#### Provided data ####
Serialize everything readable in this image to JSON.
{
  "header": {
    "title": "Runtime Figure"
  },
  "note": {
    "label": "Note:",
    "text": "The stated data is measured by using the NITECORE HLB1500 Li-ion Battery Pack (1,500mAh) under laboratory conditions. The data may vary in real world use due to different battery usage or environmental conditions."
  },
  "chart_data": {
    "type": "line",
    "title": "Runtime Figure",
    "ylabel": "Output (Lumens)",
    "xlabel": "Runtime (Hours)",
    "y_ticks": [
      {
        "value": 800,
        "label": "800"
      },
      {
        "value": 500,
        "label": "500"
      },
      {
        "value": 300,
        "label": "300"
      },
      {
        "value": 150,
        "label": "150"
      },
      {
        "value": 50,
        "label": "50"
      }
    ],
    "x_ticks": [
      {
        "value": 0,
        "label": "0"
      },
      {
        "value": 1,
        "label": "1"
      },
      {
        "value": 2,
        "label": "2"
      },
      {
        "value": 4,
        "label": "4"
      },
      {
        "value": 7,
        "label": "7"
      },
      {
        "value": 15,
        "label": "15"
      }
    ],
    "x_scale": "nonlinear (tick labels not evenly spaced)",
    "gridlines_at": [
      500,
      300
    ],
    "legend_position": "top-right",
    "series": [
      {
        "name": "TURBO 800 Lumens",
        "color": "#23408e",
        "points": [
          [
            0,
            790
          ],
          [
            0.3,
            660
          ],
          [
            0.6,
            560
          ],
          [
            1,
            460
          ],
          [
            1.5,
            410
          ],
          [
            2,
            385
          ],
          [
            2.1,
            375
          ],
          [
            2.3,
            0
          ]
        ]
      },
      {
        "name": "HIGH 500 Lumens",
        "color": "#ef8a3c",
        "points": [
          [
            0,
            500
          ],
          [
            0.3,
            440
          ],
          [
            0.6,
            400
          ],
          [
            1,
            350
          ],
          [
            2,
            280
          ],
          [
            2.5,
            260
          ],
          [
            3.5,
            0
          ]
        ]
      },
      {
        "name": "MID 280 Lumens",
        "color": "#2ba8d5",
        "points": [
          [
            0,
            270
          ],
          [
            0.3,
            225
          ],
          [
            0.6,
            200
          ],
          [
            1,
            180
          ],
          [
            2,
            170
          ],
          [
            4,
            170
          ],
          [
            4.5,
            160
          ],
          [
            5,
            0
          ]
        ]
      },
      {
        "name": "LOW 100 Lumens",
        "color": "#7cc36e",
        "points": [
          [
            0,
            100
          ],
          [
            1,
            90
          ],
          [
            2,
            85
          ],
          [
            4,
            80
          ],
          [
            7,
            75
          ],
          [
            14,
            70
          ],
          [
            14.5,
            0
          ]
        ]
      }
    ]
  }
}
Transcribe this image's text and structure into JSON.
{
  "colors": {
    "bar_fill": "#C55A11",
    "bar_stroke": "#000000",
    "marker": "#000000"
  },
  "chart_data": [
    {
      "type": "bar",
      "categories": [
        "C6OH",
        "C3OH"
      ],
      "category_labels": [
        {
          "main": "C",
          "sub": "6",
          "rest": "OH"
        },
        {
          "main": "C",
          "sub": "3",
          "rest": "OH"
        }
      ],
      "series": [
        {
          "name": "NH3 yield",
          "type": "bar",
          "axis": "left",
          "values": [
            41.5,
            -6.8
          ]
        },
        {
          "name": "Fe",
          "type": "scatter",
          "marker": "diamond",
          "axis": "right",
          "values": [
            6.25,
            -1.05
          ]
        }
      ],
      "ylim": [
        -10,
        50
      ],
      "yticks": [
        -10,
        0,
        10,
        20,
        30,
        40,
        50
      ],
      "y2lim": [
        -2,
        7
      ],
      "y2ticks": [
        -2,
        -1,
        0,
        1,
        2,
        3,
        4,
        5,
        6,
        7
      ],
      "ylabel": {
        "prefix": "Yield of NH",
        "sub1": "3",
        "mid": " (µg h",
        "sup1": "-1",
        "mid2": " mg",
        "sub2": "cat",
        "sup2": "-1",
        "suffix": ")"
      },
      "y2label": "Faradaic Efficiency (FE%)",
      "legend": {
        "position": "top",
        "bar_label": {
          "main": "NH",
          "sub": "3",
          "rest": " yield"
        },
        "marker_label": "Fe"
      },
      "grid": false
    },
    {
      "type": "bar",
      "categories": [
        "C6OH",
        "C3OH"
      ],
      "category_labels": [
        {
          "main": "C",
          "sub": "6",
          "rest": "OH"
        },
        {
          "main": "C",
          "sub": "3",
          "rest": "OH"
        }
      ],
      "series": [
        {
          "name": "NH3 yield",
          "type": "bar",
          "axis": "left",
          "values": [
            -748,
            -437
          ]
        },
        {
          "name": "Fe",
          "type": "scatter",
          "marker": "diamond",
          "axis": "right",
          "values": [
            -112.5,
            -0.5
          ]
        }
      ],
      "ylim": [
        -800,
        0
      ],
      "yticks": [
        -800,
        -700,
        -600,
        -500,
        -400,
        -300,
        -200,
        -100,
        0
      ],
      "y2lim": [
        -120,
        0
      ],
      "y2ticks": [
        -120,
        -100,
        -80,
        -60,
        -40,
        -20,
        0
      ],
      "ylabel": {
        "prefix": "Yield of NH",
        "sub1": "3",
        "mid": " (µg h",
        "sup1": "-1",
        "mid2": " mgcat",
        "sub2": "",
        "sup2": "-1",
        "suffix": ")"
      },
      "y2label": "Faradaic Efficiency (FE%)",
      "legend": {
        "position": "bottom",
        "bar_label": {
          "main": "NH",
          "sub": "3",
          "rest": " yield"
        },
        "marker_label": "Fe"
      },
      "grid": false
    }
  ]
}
####
Write out the full set of records exactly as given.

Serialize everything readable in this image to JSON.
{
  "header": {
    "title": "Runtime Figure"
  },
  "note": {
    "label": "Note:",
    "text": "The stated data is measured by using the NITECORE HLB1500 Li-ion Battery Pack (1,500mAh) under laboratory conditions. The data may vary in real world use due to different battery usage or environmental conditions."
  },
  "chart_data": {
    "type": "line",
    "title": "Runtime Figure",
    "ylabel": "Output (Lumens)",
    "xlabel": "Runtime (Hours)",
    "y_ticks": [
      {
        "value": 800,
        "label": "800"
      },
      {
        "value": 500,
        "label": "500"
      },
      {
        "value": 300,
        "label": "300"
      },
      {
        "value": 150,
        "label": "150"
      },
      {
        "value": 50,
        "label": "50"
      }
    ],
    "x_ticks": [
      {
        "value": 0,
        "label": "0"
      },
      {
        "value": 1,
        "label": "1"
      },
      {
        "value": 2,
        "label": "2"
      },
      {
        "value": 4,
        "label": "4"
      },
      {
        "value": 7,
        "label": "7"
      },
      {
        "value": 15,
        "label": "15"
      }
    ],
    "x_scale": "nonlinear (tick labels not evenly spaced)",
    "gridlines_at": [
      500,
      300
    ],
    "legend_position": "top-right",
    "series": [
      {
        "name": "TURBO 800 Lumens",
        "color": "#23408e",
        "points": [
          [
            0,
            790
          ],
          [
            0.3,
            660
          ],
          [
            0.6,
            560
          ],
          [
            1,
            460
          ],
          [
            1.5,
            410
          ],
          [
            2,
            385
          ],
          [
            2.1,
            375
          ],
          [
            2.3,
            0
          ]
        ]
      },
      {
        "name": "HIGH 500 Lumens",
        "color": "#ef8a3c",
        "points": [
          [
            0,
            500
          ],
          [
            0.3,
            440
          ],
          [
            0.6,
            400
          ],
          [
            1,
            350
          ],
          [
            2,
            280
          ],
          [
            2.5,
            260
          ],
          [
            3.5,
            0
          ]
        ]
      },
      {
        "name": "MID 280 Lumens",
        "color": "#2ba8d5",
        "points": [
          [
            0,
            270
          ],
          [
            0.3,
            225
          ],
          [
            0.6,
            200
          ],
          [
            1,
            180
          ],
          [
            2,
            170
          ],
          [
            4,
            170
          ],
          [
            4.5,
            160
          ],
          [
            5,
            0
          ]
        ]
      },
      {
        "name": "LOW 100 Lumens",
        "color": "#7cc36e",
        "points": [
          [
            0,
            100
          ],
          [
            1,
            90
          ],
          [
            2,
            85
          ],
          [
            4,
            80
          ],
          [
            7,
            75
          ],
          [
            14,
            70
          ],
          [
            14.5,
            0
          ]
        ]
      }
    ]
  }
}
Transcribe this image's text and structure into JSON.
{
  "colors": {
    "bar_fill": "#C55A11",
    "bar_stroke": "#000000",
    "marker": "#000000"
  },
  "chart_data": [
    {
      "type": "bar",
      "categories": [
        "C6OH",
        "C3OH"
      ],
      "category_labels": [
        {
          "main": "C",
          "sub": "6",
          "rest": "OH"
        },
        {
          "main": "C",
          "sub": "3",
          "rest": "OH"
        }
      ],
      "series": [
        {
          "name": "NH3 yield",
          "type": "bar",
          "axis": "left",
          "values": [
            41.5,
            -6.8
          ]
        },
        {
          "name": "Fe",
          "type": "scatter",
          "marker": "diamond",
          "axis": "right",
          "values": [
            6.25,
            -1.05
          ]
        }
      ],
      "ylim": [
        -10,
        50
      ],
      "yticks": [
        -10,
        0,
        10,
        20,
        30,
        40,
        50
      ],
      "y2lim": [
        -2,
        7
      ],
      "y2ticks": [
        -2,
        -1,
        0,
        1,
        2,
        3,
        4,
        5,
        6,
        7
      ],
      "ylabel": {
        "prefix": "Yield of NH",
        "sub1": "3",
        "mid": " (µg h",
        "sup1": "-1",
        "mid2": " mg",
        "sub2": "cat",
        "sup2": "-1",
        "suffix": ")"
      },
      "y2label": "Faradaic Efficiency (FE%)",
      "legend": {
        "position": "top",
        "bar_label": {
          "main": "NH",
          "sub": "3",
          "rest": " yield"
        },
        "marker_label": "Fe"
      },
      "grid": false
    },
    {
      "type": "bar",
      "categories": [
        "C6OH",
        "C3OH"
      ],
      "category_labels": [
        {
          "main": "C",
          "sub": "6",
          "rest": "OH"
        },
        {
          "main": "C",
          "sub": "3",
          "rest": "OH"
        }
      ],
      "series": [
        {
          "name": "NH3 yield",
          "type": "bar",
          "axis": "left",
          "values": [
            -748,
            -437
          ]
        },
        {
          "name": "Fe",
          "type": "scatter",
          "marker": "diamond",
          "axis": "right",
          "values": [
            -112.5,
            -0.5
          ]
        }
      ],
      "ylim": [
        -800,
        0
      ],
      "yticks": [
        -800,
        -700,
        -600,
        -500,
        -400,
        -300,
        -200,
        -100,
        0
      ],
      "y2lim": [
        -120,
        0
      ],
      "y2ticks": [
        -120,
        -100,
        -80,
        -60,
        -40,
        -20,
        0
      ],
      "ylabel": {
        "prefix": "Yield of NH",
        "sub1": "3",
        "mid": " (µg h",
        "sup1": "-1",
        "mid2": " mgcat",
        "sub2": "",
        "sup2": "-1",
        "suffix": ")"
      },
      "y2label": "Faradaic Efficiency (FE%)",
      "legend": {
        "position": "bottom",
        "bar_label": {
          "main": "NH",
          "sub": "3",
          "rest": " yield"
        },
        "marker_label": "Fe"
      },
      "grid": false
    }
  ]
}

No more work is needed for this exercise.